Exercise aim
Return the records in full, exactly as given.

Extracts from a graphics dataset
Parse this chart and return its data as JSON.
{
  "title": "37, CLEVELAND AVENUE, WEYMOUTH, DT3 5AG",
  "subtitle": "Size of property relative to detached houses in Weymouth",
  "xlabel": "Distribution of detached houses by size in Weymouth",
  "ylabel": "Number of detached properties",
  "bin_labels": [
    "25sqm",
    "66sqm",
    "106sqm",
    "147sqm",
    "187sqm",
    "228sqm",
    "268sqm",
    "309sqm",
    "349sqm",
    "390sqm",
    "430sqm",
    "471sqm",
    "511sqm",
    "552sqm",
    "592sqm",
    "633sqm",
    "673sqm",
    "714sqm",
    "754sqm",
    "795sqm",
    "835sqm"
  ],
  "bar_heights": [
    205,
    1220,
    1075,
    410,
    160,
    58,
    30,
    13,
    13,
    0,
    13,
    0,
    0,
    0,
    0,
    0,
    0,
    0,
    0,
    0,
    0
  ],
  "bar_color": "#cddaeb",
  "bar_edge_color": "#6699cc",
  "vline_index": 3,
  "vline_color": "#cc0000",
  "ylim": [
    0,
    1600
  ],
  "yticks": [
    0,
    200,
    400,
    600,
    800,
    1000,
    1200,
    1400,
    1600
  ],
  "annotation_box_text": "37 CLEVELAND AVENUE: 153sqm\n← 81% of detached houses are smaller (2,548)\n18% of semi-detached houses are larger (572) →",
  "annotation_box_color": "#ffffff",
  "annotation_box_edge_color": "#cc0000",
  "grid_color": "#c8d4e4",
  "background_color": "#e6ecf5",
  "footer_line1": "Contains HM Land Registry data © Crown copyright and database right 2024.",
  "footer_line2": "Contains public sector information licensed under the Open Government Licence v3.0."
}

Expected answer
Parse this chart and return its data as JSON.
{
  "title": "37, CLEVELAND AVENUE, WEYMOUTH, DT3 5AG",
  "subtitle": "Size of property relative to detached houses in Weymouth",
  "xlabel": "Distribution of detached houses by size in Weymouth",
  "ylabel": "Number of detached properties",
  "bin_labels": [
    "25sqm",
    "66sqm",
    "106sqm",
    "147sqm",
    "187sqm",
    "228sqm",
    "268sqm",
    "309sqm",
    "349sqm",
    "390sqm",
    "430sqm",
    "471sqm",
    "511sqm",
    "552sqm",
    "592sqm",
    "633sqm",
    "673sqm",
    "714sqm",
    "754sqm",
    "795sqm",
    "835sqm"
  ],
  "bar_heights": [
    205,
    1220,
    1075,
    410,
    160,
    58,
    30,
    13,
    13,
    0,
    13,
    0,
    0,
    0,
    0,
    0,
    0,
    0,
    0,
    0,
    0
  ],
  "bar_color": "#cddaeb",
  "bar_edge_color": "#6699cc",
  "vline_index": 3,
  "vline_color": "#cc0000",
  "ylim": [
    0,
    1600
  ],
  "yticks": [
    0,
    200,
    400,
    600,
    800,
    1000,
    1200,
    1400,
    1600
  ],
  "annotation_box_text": "37 CLEVELAND AVENUE: 153sqm\n← 81% of detached houses are smaller (2,548)\n18% of semi-detached houses are larger (572) →",
  "annotation_box_color": "#ffffff",
  "annotation_box_edge_color": "#cc0000",
  "grid_color": "#c8d4e4",
  "background_color": "#e6ecf5",
  "footer_line1": "Contains HM Land Registry data © Crown copyright and database right 2024.",
  "footer_line2": "Contains public sector information licensed under the Open Government Licence v3.0."
}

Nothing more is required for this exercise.